Prompt: Transcribe the material exactly. Images do not belong in the copy.
## Begin Dataset rows
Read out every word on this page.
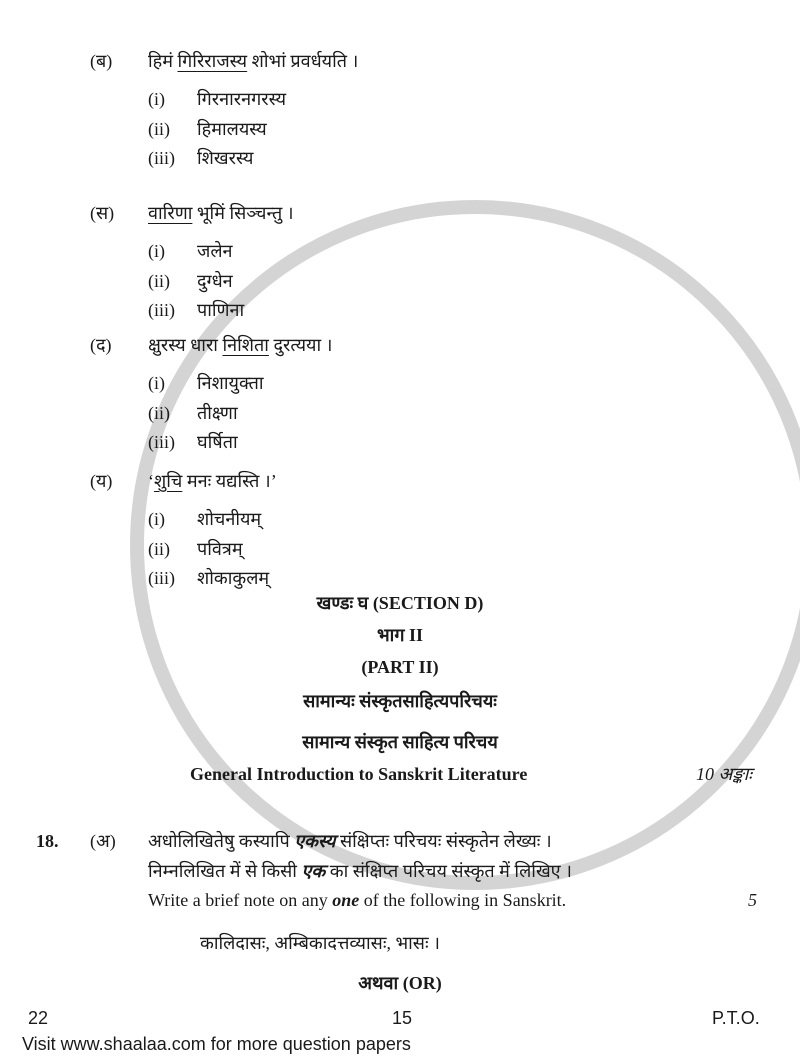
(ब) हिमं गिरिराजस्य शोभां प्रवर्धयति ।
(i) गिरनारनगरस्य
(ii) हिमालयस्य
(iii) शिखरस्य
(स) वारिणा भूमिं सिञ्चन्तु ।
(i) जलेन
(ii) दुग्धेन
(iii) पाणिना
(द) क्षुरस्य धारा निशिता दुरत्यया ।
(i) निशायुक्ता
(ii) तीक्ष्णा
(iii) घर्षिता
(य) ‘शुचि मनः यद्यस्ति ।’
(i) शोचनीयम्
(ii) पवित्रम्
(iii) शोकाकुलम्
खण्डः घ (SECTION D)
भाग II
(PART II)
सामान्यः संस्कृतसाहित्यपरिचयः
सामान्य संस्कृत साहित्य परिचय
General Introduction to Sanskrit Literature	10 अङ्काः
18. (अ) अधोलिखितेषु कस्यापि एकस्य संक्षिप्तः परिचयः संस्कृतेन लेख्यः ।
निम्नलिखित में से किसी एक का संक्षिप्त परिचय संस्कृत में लिखिए ।
Write a brief note on any one of the following in Sanskrit.	5
कालिदासः, अम्बिकादत्तव्यासः, भासः ।
अथवा (OR)
22	15	P.T.O.
Visit www.shaalaa.com for more question papers
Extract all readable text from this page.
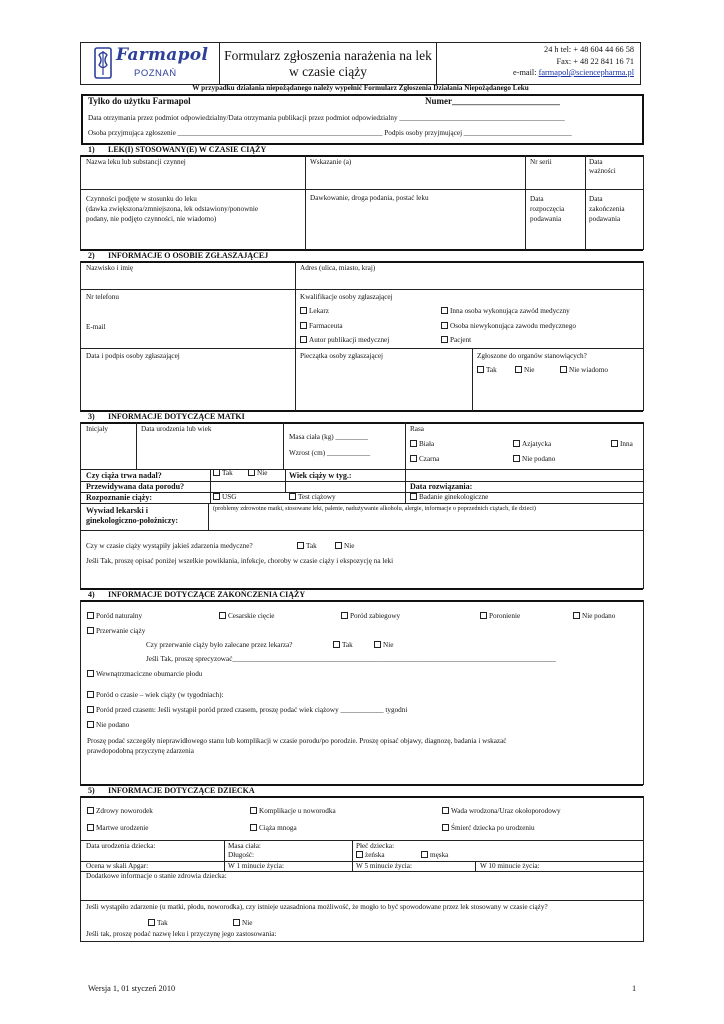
Farmapol
POZNAŃ
Formularz zgłoszenia narażenia na lek
w czasie ciąży
24 h tel: + 48 604 44 66 58
Fax: + 48 22 841 16 71
e-mail: farmapol@sciencepharma.pl
W przypadku działania niepożądanego należy wypełnić Formularz Zgłoszenia Działania Niepożądanego Leku
Tylko do użytku Farmapol	Numer________________________
Data otrzymania przez podmiot odpowiedzialny/Data otrzymania publikacji przez podmiot odpowiedzialny ______________________________________________
Osoba przyjmująca zgłoszenie _________________________________________________________ Podpis osoby przyjmującej ______________________________
1) LEK(I) STOSOWANY(E) W CZASIE CIĄŻY
Nazwa leku lub substancji czynnej	Wskazanie (a)	Nr serii	Data
ważności
Czynności podjęte w stosunku do leku
(dawka zwiększona/zmniejszona, lek odstawiony/ponownie
podany, nie podjęto czynności, nie wiadomo)
Dawkowanie, droga podania, postać leku	Data
rozpoczęcia
podawania
Data
zakończenia
podawania
2) INFORMACJE O OSOBIE ZGŁASZAJĄCEJ
Nazwisko i imię	Adres (ulica, miasto, kraj)
Nr telefonu
E-mail
Kwalifikacje osoby zgłaszającej
Lekarz
Farmaceuta
Autor publikacji medycznej
Inna osoba wykonująca zawód medyczny
Osoba niewykonująca zawodu medycznego
Pacjent
Data i podpis osoby zgłaszającej	Pieczątka osoby zgłaszającej	Zgłoszone do organów stanowiących?
Tak	Nie	Nie wiadomo
3) INFORMACJE DOTYCZĄCE MATKI
Inicjały	Data urodzenia lub wiek
Masa ciała (kg) _________
Wzrost (cm) ____________
Rasa
Biała
Czarna
Azjatycka
Nie podano
Inna
Czy ciąża trwa nadal?	Tak	Nie	Wiek ciąży w tyg.:
Przewidywana data porodu?	Data rozwiązania:
Rozpoznanie ciąży:	USG	Test ciążowy	Badanie ginekologiczne
Wywiad lekarski i
ginekologiczno-położniczy:
(problemy zdrowotne matki, stosowane leki, palenie, nadużywanie alkoholu, alergie, informacje o poprzednich ciążach, ile dzieci)
Czy w czasie ciąży wystąpiły jakieś zdarzenia medyczne?	Tak	Nie
Jeśli Tak, proszę opisać poniżej wszelkie powikłania, infekcje, choroby w czasie ciąży i ekspozycję na leki
4) INFORMACJE DOTYCZĄCE ZAKOŃCZENIA CIĄŻY
Poród naturalny	Cesarskie cięcie	Poród zabiegowy	Poronienie	Nie podano
Przerwanie ciąży
Czy przerwanie ciąży było zalecane przez lekarza?	Tak	Nie
Jeśli Tak, proszę sprecyzować__________________________________________________________________________________________
Wewnątrzmaciczne obumarcie płodu
Poród o czasie – wiek ciąży (w tygodniach):
Poród przed czasem: Jeśli wystąpił poród przed czasem, proszę podać wiek ciążowy ____________ tygodni
Nie podano
Proszę podać szczegóły nieprawidłowego stanu lub komplikacji w czasie porodu/po porodzie. Proszę opisać objawy, diagnozę, badania i wskazać
prawdopodobną przyczynę zdarzenia
5) INFORMACJE DOTYCZĄCE DZIECKA
Zdrowy noworodek	Komplikacje u noworodka	Wada wrodzona/Uraz okołoporodowy
Martwe urodzenie	Ciąża mnoga	Śmierć dziecka po urodzeniu
Data urodzenia dziecka:	Masa ciała:
Długość:
Płeć dziecka:
żeńska	męska
Ocena w skali Apgar:	W 1 minucie życia:	W 5 minucie życia:	W 10 minucie życia:
Dodatkowe informacje o stanie zdrowia dziecka:
Jeśli wystąpiło zdarzenie (u matki, płodu, noworodka), czy istnieje uzasadniona możliwość, że mogło to być spowodowane przez lek stosowany w czasie ciąży?
Tak	Nie
Jeśli tak, proszę podać nazwę leku i przyczynę jego zastosowania:
Wersja 1, 01 styczeń 2010	1
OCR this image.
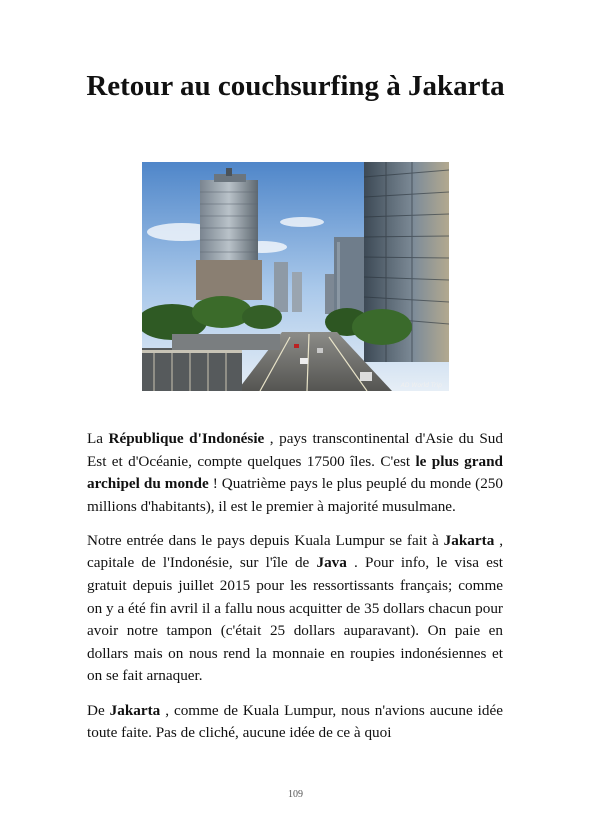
Retour au couchsurfing à Jakarta
AD World Trip

La République d'Indonésie , pays transcontinental d'Asie du Sud Est et d'Océanie, compte quelques 17500 îles. C'est le plus grand archipel du monde ! Quatrième pays le plus peuplé du monde (250 millions d'habitants), il est le premier à majorité musulmane.

Notre entrée dans le pays depuis Kuala Lumpur se fait à Jakarta , capitale de l'Indonésie, sur l'île de Java . Pour info, le visa est gratuit depuis juillet 2015 pour les ressortissants français; comme on y a été fin avril il a fallu nous acquitter de 35 dollars chacun pour avoir notre tampon (c'était 25 dollars auparavant). On paie en dollars mais on nous rend la monnaie en roupies indonésiennes et on se fait arnaquer.

De Jakarta , comme de Kuala Lumpur, nous n'avions aucune idée toute faite. Pas de cliché, aucune idée de ce à quoi

109
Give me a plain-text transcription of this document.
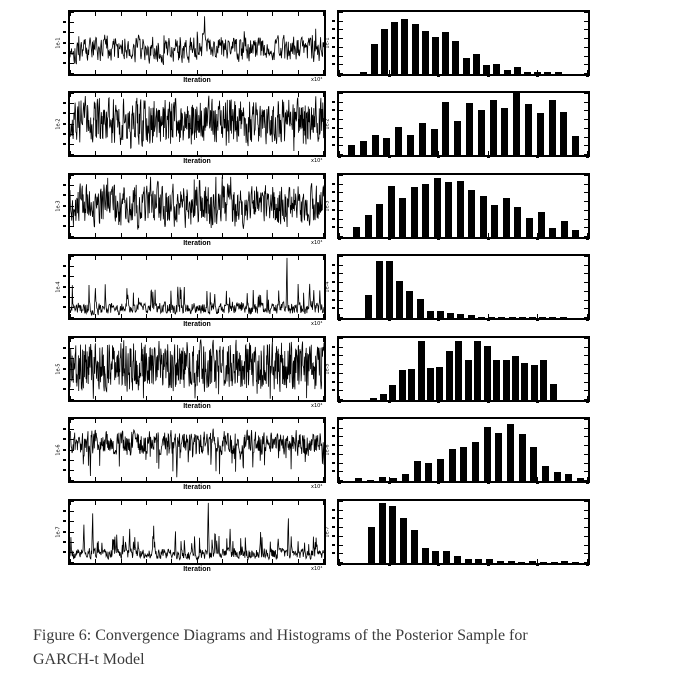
1e-1
Iteration	x10⁴
1e-1
1e-2
Iteration	x10⁴
1e-2
1e-3
Iteration	x10⁴
1e-3
1e-4
Iteration	x10⁴
1e-4
1e-5
Iteration	x10⁴
1e-5
1e-6
Iteration	x10⁴
1e-6
1e-7
Iteration	x10⁴
1e-7
Figure 6: Convergence Diagrams and Histograms of the Posterior Sample for
GARCH-t Model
## End Dataset rows
Answer for the task:
Read out every word on this page.
(ब) हिमं गिरिराजस्य शोभां प्रवर्धयति ।
(i) गिरनारनगरस्य
(ii) हिमालयस्य
(iii) शिखरस्य
(स) वारिणा भूमिं सिञ्चन्तु ।
(i) जलेन
(ii) दुग्धेन
(iii) पाणिना
(द) क्षुरस्य धारा निशिता दुरत्यया ।
(i) निशायुक्ता
(ii) तीक्ष्णा
(iii) घर्षिता
(य) ‘शुचि मनः यद्यस्ति ।’
(i) शोचनीयम्
(ii) पवित्रम्
(iii) शोकाकुलम्
खण्डः घ (SECTION D)
भाग II
(PART II)
सामान्यः संस्कृतसाहित्यपरिचयः
सामान्य संस्कृत साहित्य परिचय
General Introduction to Sanskrit Literature	10 अङ्काः
18. (अ) अधोलिखितेषु कस्यापि एकस्य संक्षिप्तः परिचयः संस्कृतेन लेख्यः ।
निम्नलिखित में से किसी एक का संक्षिप्त परिचय संस्कृत में लिखिए ।
Write a brief note on any one of the following in Sanskrit.	5
कालिदासः, अम्बिकादत्तव्यासः, भासः ।
अथवा (OR)
22	15	P.T.O.
Visit www.shaalaa.com for more question papers
Extract all readable text from this page.
Farmapol
POZNAŃ
Formularz zgłoszenia narażenia na lek
w czasie ciąży
24 h tel: + 48 604 44 66 58
Fax: + 48 22 841 16 71
e-mail: farmapol@sciencepharma.pl
W przypadku działania niepożądanego należy wypełnić Formularz Zgłoszenia Działania Niepożądanego Leku
Tylko do użytku Farmapol	Numer________________________
Data otrzymania przez podmiot odpowiedzialny/Data otrzymania publikacji przez podmiot odpowiedzialny ______________________________________________
Osoba przyjmująca zgłoszenie _________________________________________________________ Podpis osoby przyjmującej ______________________________
1) LEK(I) STOSOWANY(E) W CZASIE CIĄŻY
Nazwa leku lub substancji czynnej	Wskazanie (a)	Nr serii	Data
ważności
Czynności podjęte w stosunku do leku
(dawka zwiększona/zmniejszona, lek odstawiony/ponownie
podany, nie podjęto czynności, nie wiadomo)
Dawkowanie, droga podania, postać leku	Data
rozpoczęcia
podawania
Data
zakończenia
podawania
2) INFORMACJE O OSOBIE ZGŁASZAJĄCEJ
Nazwisko i imię	Adres (ulica, miasto, kraj)
Nr telefonu
E-mail
Kwalifikacje osoby zgłaszającej
Lekarz
Farmaceuta
Autor publikacji medycznej
Inna osoba wykonująca zawód medyczny
Osoba niewykonująca zawodu medycznego
Pacjent
Data i podpis osoby zgłaszającej	Pieczątka osoby zgłaszającej	Zgłoszone do organów stanowiących?
Tak	Nie	Nie wiadomo
3) INFORMACJE DOTYCZĄCE MATKI
Inicjały	Data urodzenia lub wiek
Masa ciała (kg) _________
Wzrost (cm) ____________
Rasa
Biała
Czarna
Azjatycka
Nie podano
Inna
Czy ciąża trwa nadal?	Tak	Nie	Wiek ciąży w tyg.:
Przewidywana data porodu?	Data rozwiązania:
Rozpoznanie ciąży:	USG	Test ciążowy	Badanie ginekologiczne
Wywiad lekarski i
ginekologiczno-położniczy:
(problemy zdrowotne matki, stosowane leki, palenie, nadużywanie alkoholu, alergie, informacje o poprzednich ciążach, ile dzieci)
Czy w czasie ciąży wystąpiły jakieś zdarzenia medyczne?	Tak	Nie
Jeśli Tak, proszę opisać poniżej wszelkie powikłania, infekcje, choroby w czasie ciąży i ekspozycję na leki
4) INFORMACJE DOTYCZĄCE ZAKOŃCZENIA CIĄŻY
Poród naturalny	Cesarskie cięcie	Poród zabiegowy	Poronienie	Nie podano
Przerwanie ciąży
Czy przerwanie ciąży było zalecane przez lekarza?	Tak	Nie
Jeśli Tak, proszę sprecyzować__________________________________________________________________________________________
Wewnątrzmaciczne obumarcie płodu
Poród o czasie – wiek ciąży (w tygodniach):
Poród przed czasem: Jeśli wystąpił poród przed czasem, proszę podać wiek ciążowy ____________ tygodni
Nie podano
Proszę podać szczegóły nieprawidłowego stanu lub komplikacji w czasie porodu/po porodzie. Proszę opisać objawy, diagnozę, badania i wskazać
prawdopodobną przyczynę zdarzenia
5) INFORMACJE DOTYCZĄCE DZIECKA
Zdrowy noworodek	Komplikacje u noworodka	Wada wrodzona/Uraz okołoporodowy
Martwe urodzenie	Ciąża mnoga	Śmierć dziecka po urodzeniu
Data urodzenia dziecka:	Masa ciała:
Długość:
Płeć dziecka:
żeńska	męska
Ocena w skali Apgar:	W 1 minucie życia:	W 5 minucie życia:	W 10 minucie życia:
Dodatkowe informacje o stanie zdrowia dziecka:
Jeśli wystąpiło zdarzenie (u matki, płodu, noworodka), czy istnieje uzasadniona możliwość, że mogło to być spowodowane przez lek stosowany w czasie ciąży?
Tak	Nie
Jeśli tak, proszę podać nazwę leku i przyczynę jego zastosowania:
Wersja 1, 01 styczeń 2010	1
OCR this image.
Retour au couchsurfing à Jakarta
AD World Trip

La République d'Indonésie , pays transcontinental d'Asie du Sud Est et d'Océanie, compte quelques 17500 îles. C'est le plus grand archipel du monde ! Quatrième pays le plus peuplé du monde (250 millions d'habitants), il est le premier à majorité musulmane.

Notre entrée dans le pays depuis Kuala Lumpur se fait à Jakarta , capitale de l'Indonésie, sur l'île de Java . Pour info, le visa est gratuit depuis juillet 2015 pour les ressortissants français; comme on y a été fin avril il a fallu nous acquitter de 35 dollars chacun pour avoir notre tampon (c'était 25 dollars auparavant). On paie en dollars mais on nous rend la monnaie en roupies indonésiennes et on se fait arnaquer.

De Jakarta , comme de Kuala Lumpur, nous n'avions aucune idée toute faite. Pas de cliché, aucune idée de ce à quoi

109
Give me a plain-text transcription of this document.
1e-1
Iteration	x10⁴
1e-1
1e-2
Iteration	x10⁴
1e-2
1e-3
Iteration	x10⁴
1e-3
1e-4
Iteration	x10⁴
1e-4
1e-5
Iteration	x10⁴
1e-5
1e-6
Iteration	x10⁴
1e-6
1e-7
Iteration	x10⁴
1e-7
Figure 6: Convergence Diagrams and Histograms of the Posterior Sample for
GARCH-t Model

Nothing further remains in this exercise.